Requirements:
Determine how many lines contain the string "little". Respond with that number and nothing more.

Dataset items:
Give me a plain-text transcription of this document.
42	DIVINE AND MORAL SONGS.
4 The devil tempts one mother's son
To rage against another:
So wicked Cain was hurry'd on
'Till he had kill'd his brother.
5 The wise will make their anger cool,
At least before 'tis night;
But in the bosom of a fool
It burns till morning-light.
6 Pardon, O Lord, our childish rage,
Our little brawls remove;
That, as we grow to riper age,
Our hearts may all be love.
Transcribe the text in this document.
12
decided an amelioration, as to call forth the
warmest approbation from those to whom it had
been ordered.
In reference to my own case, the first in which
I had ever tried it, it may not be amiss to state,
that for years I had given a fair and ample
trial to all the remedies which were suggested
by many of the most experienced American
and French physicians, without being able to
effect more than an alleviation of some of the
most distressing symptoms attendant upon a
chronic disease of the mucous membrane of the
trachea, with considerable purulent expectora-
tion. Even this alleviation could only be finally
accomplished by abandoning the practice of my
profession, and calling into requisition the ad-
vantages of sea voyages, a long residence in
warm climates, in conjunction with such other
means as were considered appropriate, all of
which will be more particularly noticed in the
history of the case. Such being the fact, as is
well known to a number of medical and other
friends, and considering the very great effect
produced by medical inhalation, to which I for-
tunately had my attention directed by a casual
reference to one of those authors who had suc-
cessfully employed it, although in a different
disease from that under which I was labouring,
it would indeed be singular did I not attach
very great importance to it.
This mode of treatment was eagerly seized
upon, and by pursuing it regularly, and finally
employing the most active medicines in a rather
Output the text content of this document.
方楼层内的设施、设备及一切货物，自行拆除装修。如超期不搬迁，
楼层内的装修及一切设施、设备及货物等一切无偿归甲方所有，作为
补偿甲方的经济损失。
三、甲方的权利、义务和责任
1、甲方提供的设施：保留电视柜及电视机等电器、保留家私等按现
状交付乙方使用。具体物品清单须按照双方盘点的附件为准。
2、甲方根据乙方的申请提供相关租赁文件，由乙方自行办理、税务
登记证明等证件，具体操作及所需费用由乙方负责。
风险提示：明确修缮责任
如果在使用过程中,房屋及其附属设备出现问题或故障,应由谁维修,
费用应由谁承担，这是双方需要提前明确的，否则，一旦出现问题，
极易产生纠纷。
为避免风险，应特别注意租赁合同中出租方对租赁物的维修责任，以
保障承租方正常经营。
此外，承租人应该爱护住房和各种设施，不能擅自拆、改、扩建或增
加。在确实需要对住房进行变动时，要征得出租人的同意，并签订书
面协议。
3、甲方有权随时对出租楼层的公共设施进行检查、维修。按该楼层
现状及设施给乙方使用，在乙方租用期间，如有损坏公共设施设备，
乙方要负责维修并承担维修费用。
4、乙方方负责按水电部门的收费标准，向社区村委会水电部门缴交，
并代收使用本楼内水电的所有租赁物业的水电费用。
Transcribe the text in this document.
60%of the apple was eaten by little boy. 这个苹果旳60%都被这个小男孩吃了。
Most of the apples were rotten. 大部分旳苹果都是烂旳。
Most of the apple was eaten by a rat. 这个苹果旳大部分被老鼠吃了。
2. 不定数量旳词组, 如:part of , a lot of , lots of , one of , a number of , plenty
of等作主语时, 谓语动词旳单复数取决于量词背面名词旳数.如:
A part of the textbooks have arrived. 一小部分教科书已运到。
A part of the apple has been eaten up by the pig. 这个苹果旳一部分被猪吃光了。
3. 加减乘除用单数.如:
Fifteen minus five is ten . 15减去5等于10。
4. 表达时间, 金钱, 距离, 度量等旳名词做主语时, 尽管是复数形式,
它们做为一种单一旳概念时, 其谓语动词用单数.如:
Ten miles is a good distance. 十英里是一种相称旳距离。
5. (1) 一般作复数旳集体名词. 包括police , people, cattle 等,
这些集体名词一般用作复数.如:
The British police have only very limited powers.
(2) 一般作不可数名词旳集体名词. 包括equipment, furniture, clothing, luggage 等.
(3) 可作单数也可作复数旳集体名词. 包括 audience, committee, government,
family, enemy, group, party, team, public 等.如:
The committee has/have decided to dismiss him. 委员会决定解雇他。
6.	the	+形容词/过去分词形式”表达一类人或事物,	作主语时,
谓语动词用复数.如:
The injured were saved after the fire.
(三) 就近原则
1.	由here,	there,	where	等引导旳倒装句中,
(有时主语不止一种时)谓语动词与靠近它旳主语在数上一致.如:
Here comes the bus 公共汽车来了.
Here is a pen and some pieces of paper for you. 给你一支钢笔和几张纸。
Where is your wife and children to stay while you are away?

Solution for this exercise:
2